Items listed in a dataset
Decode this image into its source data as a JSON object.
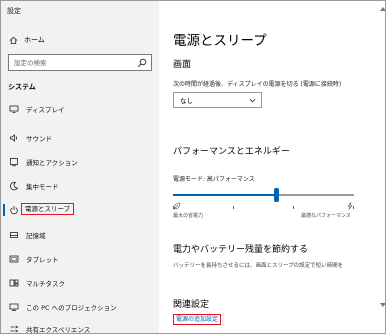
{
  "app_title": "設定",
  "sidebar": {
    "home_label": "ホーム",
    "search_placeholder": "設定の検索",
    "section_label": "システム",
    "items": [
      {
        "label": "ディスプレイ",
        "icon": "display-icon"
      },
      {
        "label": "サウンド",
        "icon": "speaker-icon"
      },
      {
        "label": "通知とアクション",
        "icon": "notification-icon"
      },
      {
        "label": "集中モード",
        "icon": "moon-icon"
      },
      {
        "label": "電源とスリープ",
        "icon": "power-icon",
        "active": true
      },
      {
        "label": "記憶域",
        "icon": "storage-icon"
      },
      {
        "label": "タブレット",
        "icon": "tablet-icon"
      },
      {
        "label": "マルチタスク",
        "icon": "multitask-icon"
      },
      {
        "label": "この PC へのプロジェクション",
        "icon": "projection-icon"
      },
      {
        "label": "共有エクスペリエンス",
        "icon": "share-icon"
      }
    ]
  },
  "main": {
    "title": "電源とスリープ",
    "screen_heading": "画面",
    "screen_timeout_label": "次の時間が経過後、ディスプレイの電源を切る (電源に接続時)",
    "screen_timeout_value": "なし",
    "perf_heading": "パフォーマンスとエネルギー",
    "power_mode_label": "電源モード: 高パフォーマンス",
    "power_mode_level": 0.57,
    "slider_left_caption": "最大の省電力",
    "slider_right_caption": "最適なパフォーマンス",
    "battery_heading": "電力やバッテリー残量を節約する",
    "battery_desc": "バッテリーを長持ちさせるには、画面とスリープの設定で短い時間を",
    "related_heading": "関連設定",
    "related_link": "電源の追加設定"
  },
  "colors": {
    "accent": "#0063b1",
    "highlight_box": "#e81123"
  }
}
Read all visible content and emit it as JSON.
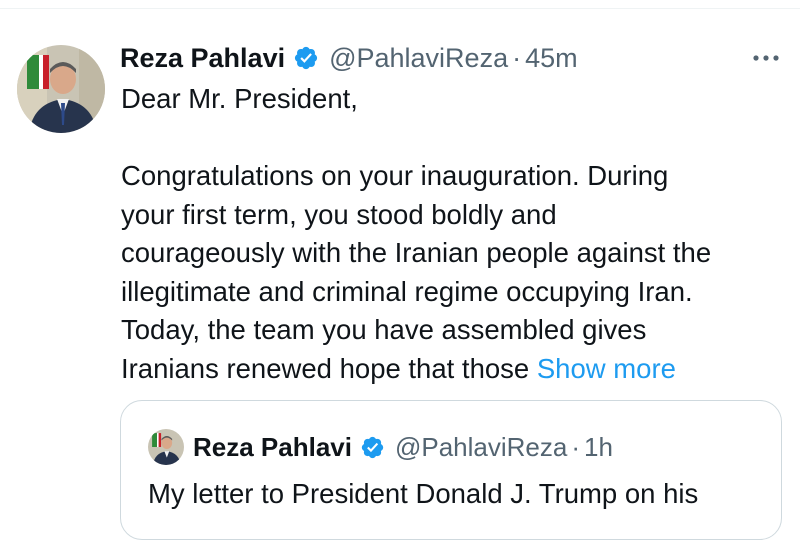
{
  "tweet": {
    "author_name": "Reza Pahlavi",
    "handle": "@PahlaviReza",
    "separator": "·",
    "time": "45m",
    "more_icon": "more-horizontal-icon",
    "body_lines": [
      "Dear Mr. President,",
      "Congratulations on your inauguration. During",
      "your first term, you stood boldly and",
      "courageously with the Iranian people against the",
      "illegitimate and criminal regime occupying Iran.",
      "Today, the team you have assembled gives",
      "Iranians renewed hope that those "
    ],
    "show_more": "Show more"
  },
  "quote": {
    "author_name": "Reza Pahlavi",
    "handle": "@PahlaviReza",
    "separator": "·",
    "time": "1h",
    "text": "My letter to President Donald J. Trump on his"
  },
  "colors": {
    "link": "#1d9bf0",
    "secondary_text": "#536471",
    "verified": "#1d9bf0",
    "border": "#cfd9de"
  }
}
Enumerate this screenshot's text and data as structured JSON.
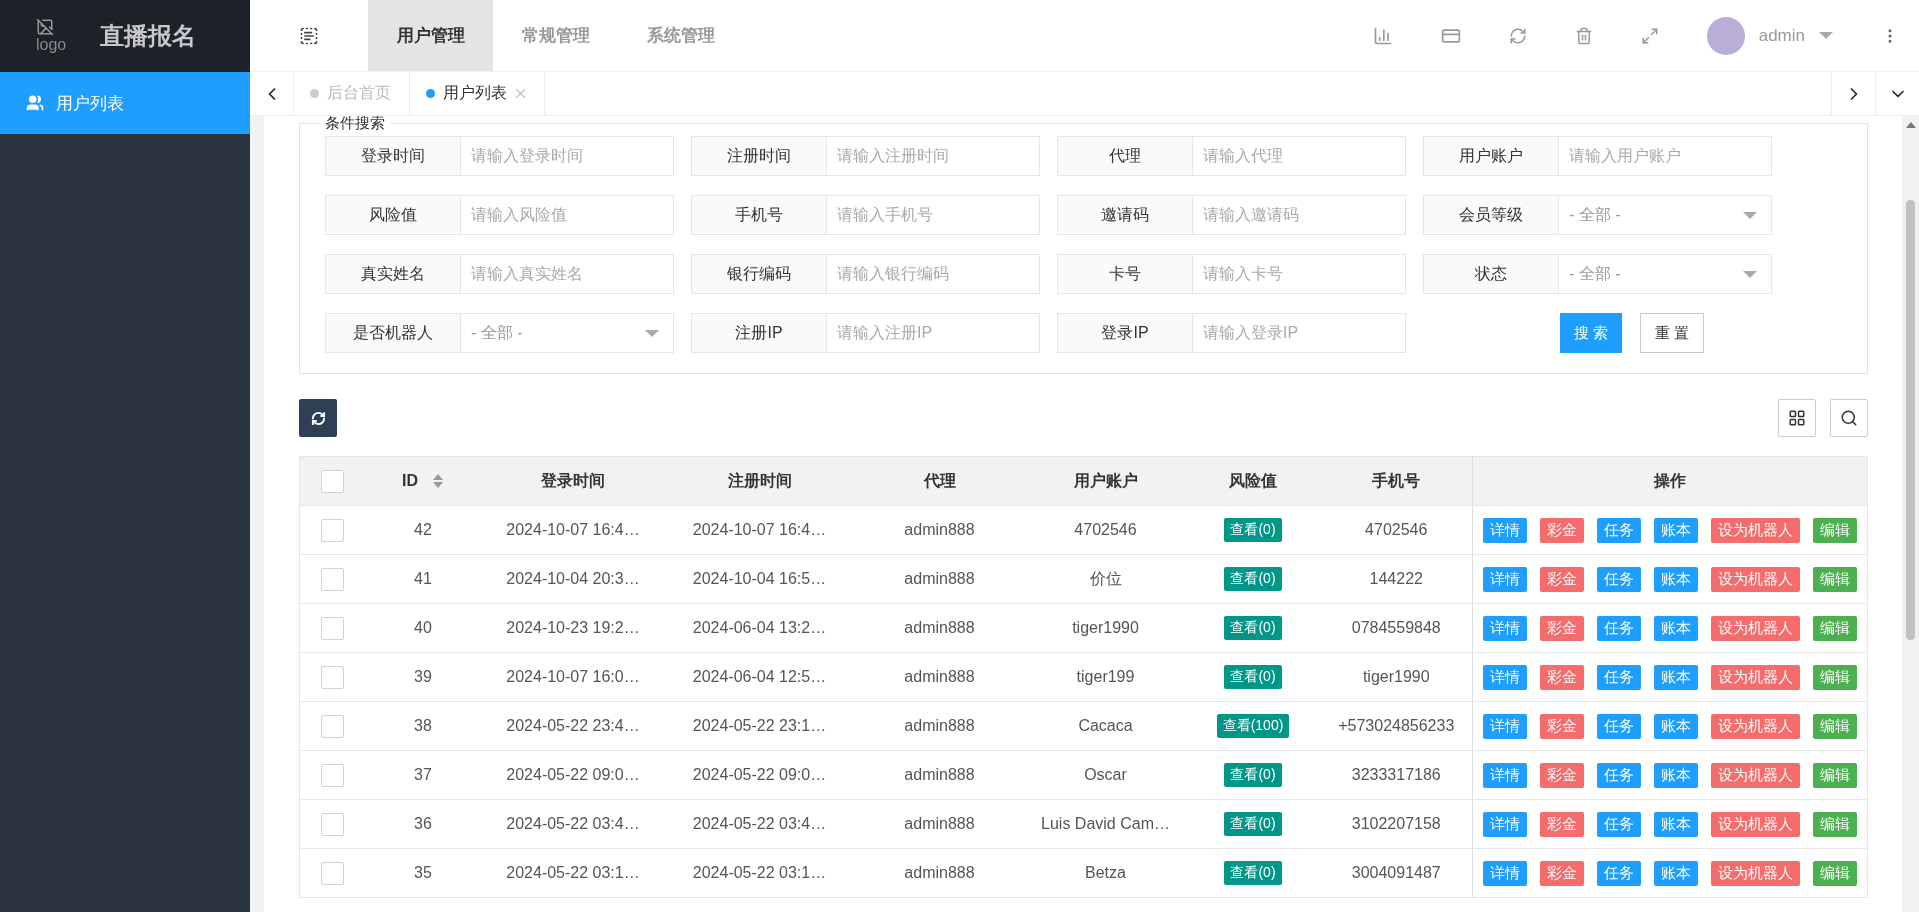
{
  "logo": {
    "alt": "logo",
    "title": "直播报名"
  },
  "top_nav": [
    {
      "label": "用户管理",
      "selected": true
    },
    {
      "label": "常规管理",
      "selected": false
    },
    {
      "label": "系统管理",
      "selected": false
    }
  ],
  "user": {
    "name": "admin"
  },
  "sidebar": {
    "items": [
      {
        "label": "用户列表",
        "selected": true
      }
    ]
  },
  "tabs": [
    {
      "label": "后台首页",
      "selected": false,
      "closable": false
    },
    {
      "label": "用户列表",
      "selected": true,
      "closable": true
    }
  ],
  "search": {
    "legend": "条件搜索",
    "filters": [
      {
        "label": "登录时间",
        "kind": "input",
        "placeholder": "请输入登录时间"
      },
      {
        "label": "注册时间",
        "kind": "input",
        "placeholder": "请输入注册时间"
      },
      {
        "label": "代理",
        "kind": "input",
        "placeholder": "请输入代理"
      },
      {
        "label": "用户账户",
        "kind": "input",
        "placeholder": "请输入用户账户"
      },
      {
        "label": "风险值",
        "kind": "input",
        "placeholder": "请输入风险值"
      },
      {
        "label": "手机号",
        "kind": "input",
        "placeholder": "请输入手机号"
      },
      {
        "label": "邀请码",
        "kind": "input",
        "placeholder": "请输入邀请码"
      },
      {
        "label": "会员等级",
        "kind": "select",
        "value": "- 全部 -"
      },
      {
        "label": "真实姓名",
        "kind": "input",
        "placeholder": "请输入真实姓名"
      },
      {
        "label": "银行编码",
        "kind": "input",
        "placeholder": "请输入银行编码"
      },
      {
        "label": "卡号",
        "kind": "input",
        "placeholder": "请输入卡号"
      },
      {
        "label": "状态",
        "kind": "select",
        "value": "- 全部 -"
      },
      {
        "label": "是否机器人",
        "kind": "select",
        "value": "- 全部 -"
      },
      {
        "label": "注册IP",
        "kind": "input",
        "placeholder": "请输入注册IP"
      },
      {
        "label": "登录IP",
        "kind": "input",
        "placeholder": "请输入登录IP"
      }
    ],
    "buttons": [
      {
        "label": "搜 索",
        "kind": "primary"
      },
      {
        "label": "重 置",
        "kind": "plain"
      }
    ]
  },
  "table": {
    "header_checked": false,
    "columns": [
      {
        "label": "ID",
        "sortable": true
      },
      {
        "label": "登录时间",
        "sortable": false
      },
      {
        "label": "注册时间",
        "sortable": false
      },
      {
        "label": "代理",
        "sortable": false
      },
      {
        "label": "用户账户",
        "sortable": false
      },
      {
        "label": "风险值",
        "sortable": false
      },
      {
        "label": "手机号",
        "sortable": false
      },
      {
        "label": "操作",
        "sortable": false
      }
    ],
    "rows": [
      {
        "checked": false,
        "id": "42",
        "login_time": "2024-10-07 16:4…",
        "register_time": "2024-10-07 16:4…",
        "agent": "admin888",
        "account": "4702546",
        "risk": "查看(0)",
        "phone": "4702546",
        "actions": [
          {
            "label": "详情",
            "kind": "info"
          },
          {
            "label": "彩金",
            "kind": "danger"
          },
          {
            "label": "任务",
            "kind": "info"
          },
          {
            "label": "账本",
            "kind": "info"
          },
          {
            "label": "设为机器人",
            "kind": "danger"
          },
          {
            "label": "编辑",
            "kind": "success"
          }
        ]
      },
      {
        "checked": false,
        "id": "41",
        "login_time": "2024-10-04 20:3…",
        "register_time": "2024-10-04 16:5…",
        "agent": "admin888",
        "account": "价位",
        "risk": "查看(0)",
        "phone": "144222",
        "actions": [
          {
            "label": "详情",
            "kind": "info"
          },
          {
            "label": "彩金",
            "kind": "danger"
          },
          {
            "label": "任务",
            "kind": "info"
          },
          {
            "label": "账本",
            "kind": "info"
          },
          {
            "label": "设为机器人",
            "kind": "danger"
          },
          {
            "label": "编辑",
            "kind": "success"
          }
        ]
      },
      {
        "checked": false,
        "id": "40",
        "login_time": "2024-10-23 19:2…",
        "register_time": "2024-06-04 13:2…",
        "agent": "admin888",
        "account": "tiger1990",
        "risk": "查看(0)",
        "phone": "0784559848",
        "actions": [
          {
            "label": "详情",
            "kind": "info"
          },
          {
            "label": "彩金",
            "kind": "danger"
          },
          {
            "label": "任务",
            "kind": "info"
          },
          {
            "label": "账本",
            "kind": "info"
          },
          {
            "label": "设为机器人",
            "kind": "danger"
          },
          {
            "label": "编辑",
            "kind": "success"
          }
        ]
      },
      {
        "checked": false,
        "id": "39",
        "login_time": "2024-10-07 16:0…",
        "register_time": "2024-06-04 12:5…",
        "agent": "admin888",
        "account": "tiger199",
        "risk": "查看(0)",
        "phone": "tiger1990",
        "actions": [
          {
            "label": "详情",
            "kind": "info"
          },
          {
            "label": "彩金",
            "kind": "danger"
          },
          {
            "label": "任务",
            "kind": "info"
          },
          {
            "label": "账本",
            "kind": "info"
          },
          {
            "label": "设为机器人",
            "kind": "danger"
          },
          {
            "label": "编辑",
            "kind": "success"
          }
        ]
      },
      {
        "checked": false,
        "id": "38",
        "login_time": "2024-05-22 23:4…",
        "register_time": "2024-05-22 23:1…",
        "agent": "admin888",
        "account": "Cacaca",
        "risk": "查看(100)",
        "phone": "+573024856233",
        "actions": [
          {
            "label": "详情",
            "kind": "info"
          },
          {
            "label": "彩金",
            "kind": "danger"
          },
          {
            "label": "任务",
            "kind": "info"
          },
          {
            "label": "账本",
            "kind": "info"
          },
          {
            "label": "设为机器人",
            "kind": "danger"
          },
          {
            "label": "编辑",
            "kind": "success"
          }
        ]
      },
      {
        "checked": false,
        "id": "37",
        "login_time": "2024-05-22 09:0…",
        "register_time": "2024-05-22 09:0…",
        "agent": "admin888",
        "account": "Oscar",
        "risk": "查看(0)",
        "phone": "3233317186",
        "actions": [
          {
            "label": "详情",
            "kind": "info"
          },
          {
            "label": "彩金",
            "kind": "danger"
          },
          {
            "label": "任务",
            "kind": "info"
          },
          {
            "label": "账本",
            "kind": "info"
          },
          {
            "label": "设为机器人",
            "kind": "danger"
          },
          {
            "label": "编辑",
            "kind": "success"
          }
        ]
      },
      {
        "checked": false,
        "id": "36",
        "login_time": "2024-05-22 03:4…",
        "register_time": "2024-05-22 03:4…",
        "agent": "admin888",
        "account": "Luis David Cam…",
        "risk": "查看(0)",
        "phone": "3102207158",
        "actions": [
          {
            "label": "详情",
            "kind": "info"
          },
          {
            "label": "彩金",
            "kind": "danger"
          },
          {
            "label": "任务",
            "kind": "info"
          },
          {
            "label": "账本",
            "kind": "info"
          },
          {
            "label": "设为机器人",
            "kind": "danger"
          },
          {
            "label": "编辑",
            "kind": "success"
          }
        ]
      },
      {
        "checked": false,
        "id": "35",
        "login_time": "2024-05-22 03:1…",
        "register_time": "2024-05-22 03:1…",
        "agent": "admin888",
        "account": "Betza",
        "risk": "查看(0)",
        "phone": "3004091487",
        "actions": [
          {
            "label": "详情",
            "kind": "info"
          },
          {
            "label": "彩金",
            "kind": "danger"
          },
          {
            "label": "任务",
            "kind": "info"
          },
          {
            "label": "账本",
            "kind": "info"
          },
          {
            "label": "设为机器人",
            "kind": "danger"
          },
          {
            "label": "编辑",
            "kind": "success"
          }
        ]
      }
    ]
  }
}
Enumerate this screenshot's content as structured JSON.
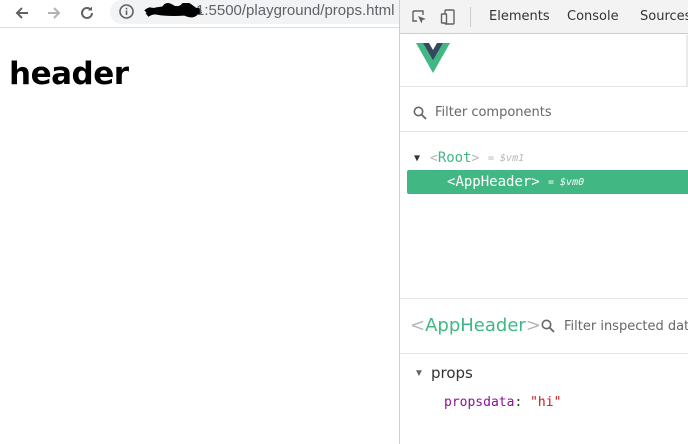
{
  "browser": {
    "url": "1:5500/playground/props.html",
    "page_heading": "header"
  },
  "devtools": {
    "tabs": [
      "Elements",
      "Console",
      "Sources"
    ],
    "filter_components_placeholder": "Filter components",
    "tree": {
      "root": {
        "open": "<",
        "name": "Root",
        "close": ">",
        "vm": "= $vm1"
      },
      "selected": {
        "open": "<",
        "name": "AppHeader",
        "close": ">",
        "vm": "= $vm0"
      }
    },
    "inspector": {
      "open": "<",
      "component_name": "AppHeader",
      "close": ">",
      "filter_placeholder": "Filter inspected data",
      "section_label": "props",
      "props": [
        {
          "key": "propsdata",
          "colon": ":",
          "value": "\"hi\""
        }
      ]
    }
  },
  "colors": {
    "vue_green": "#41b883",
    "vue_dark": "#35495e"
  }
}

**WORK TO BE COMPLETED:**
How many of the lines above hold the word "Enumerate"? Give only that number.

**RESPONSE FOR THIS EXERCISE:**
2